Problema planteado 1
Actualiza el listado desde su comienzo hasta la línea que contiene "In FIG. 12, the carrier 104 is at (378, 528).", ambas incluidas, y reescribe esas líneas cambiando "top view" por "overhead view" sin alterar nada más.

Fragmento proporcionado
########

Si la misión de los intelectuales en una sociedad es, entre otras, la de tratar de prever los hechos, sobre todo aquellos que pueden perjudicarla, y anticiparse a los acontecimientos gracias a su capacidad analítica, espesura cerebral, vasta cultura y sólido bagaje de información, los sesudos pensadores mexicanos que ahora propugnan la legalización de las drogas para acabar con el narcotráfico y sus consecuencias se asemejan al meteorólogo que pronostica lluvia cuando ya todo el mundo abrió el paraguas.

Peor aún están los políticos montados en el microbús de la legalización, en particular aquellos que ya tuvieron oportunidad de ocupar los más altos puestos en la estructura de gobierno, pero cuyo paso por este andamiaje fue pusilánime, sin pena ni gloria, sin que se conozca ni una sola acción en el sentido de las propuestas que tan ardorosa como tardíamente ahora preconizan.

Así y todo, conviene acogernos al resignado refrán según el cual más vale tarde que nunca y celebrar el robustecimiento de la corriente de opinión favorable a la despenalización de las drogas. Por más que esto se da con un retraso de más de tres décadas y decenas de miles de miles de muertos, cuando la sociedad resiente ya daños estructurales y morales irreversibles y cuando a la par  -por obvia conveniencia económica- se ha vigorizado también la tendencia refractaria a tal medida.

########

(Algunos registros)
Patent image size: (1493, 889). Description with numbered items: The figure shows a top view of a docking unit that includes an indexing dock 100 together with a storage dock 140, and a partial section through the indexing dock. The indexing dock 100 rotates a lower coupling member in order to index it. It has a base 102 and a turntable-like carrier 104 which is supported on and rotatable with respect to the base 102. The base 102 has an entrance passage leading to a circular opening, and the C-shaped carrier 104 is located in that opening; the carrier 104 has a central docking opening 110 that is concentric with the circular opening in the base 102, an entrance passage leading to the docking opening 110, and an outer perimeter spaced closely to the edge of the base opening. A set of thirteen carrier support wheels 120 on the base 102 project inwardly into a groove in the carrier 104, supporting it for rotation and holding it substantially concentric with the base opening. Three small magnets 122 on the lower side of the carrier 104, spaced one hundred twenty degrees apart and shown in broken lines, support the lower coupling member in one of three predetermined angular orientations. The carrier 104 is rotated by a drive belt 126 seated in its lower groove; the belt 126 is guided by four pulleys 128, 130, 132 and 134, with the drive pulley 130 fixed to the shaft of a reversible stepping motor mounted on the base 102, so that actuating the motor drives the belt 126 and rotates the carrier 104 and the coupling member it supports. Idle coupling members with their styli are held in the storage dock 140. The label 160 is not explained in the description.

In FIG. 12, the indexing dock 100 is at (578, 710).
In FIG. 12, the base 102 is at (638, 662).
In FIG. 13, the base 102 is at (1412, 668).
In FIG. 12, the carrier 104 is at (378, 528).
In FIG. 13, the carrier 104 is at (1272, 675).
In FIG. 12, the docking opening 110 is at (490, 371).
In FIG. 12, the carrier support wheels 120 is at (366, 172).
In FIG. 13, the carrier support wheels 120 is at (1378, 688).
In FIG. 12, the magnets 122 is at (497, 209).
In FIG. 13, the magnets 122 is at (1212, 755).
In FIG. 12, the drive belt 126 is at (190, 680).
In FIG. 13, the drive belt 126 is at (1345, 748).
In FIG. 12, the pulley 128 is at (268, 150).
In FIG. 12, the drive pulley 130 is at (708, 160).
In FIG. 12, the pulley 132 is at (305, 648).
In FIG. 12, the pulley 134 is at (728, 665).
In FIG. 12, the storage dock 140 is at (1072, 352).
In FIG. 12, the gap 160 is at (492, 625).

########

Problema planteado 2
Escribe la continuación del texto sobre la legalización de las drogas a partir de su última oración.

Resultado de la tarea 1
Patent image size: (1493, 889). Description with numbered items: The figure shows a overhead view of a docking unit that includes an indexing dock 100 together with a storage dock 140, and a partial section through the indexing dock. The indexing dock 100 rotates a lower coupling member in order to index it. It has a base 102 and a turntable-like carrier 104 which is supported on and rotatable with respect to the base 102. The base 102 has an entrance passage leading to a circular opening, and the C-shaped carrier 104 is located in that opening; the carrier 104 has a central docking opening 110 that is concentric with the circular opening in the base 102, an entrance passage leading to the docking opening 110, and an outer perimeter spaced closely to the edge of the base opening. A set of thirteen carrier support wheels 120 on the base 102 project inwardly into a groove in the carrier 104, supporting it for rotation and holding it substantially concentric with the base opening. Three small magnets 122 on the lower side of the carrier 104, spaced one hundred twenty degrees apart and shown in broken lines, support the lower coupling member in one of three predetermined angular orientations. The carrier 104 is rotated by a drive belt 126 seated in its lower groove; the belt 126 is guided by four pulleys 128, 130, 132 and 134, with the drive pulley 130 fixed to the shaft of a reversible stepping motor mounted on the base 102, so that actuating the motor drives the belt 126 and rotates the carrier 104 and the coupling member it supports. Idle coupling members with their styli are held in the storage dock 140. The label 160 is not explained in the description.

In FIG. 12, the indexing dock 100 is at (578, 710).
In FIG. 12, the base 102 is at (638, 662).
In FIG. 13, the base 102 is at (1412, 668).
In FIG. 12, the carrier 104 is at (378, 528).

Resultado de la tarea 2
De la legalización de los estupefacientes -a estas alturas lo saben hasta las piedras- como única vía efectiva para acabar con el narcotráfico ya hablaba el economista Milton Friedman en 1976. Y en 1989 la revista The Economist postuló abiertamente esa urgente necesidad. Tal como, veintiún años después, hacen famosos intelectuales, editores, periodistas y ex funcionarios mexicanos, entre otros Jorge Castañeda, Héctor Aguilar Camín, Rubén Aguilar Valenzuela y Vicente Fox.

El tráfico ilegal de substancias prohibidas, reconocido al fin en la mayoría de los medios de opinión como el problema número uno de nuestro país, es de vieja data. Cuando menos desde los tiempos de la fabulosa plantación de 500 hectáreas de mariguana en el rancho El Búfalo y de los capos Rafael Caro Quintero, Miguel Ángel Félix Gallardo, Héctor Luis Palma Salazar, Ernesto Fonseca y muchos más. Para no hablar de la colusión del poder público con los narcos desde los años 60 en Sinaloa.

¿Dónde estuvieron aquellos rigurosos intelectuales y políticos todo este tiempo, durante el cual no se les conoció reflexión alguna o propuesta en el sentido que ahora plantean para tratar de frenar a tiempo un fenómeno que ya entonces, en otras latitudes, causaba estragos, y en México se recrudecía en forma patente, a la vista de todos, hasta alcanzar las dimensiones que ahora tiene? ¡Andaban en la grilla palaciega, acercándose poquito a poco al poder político!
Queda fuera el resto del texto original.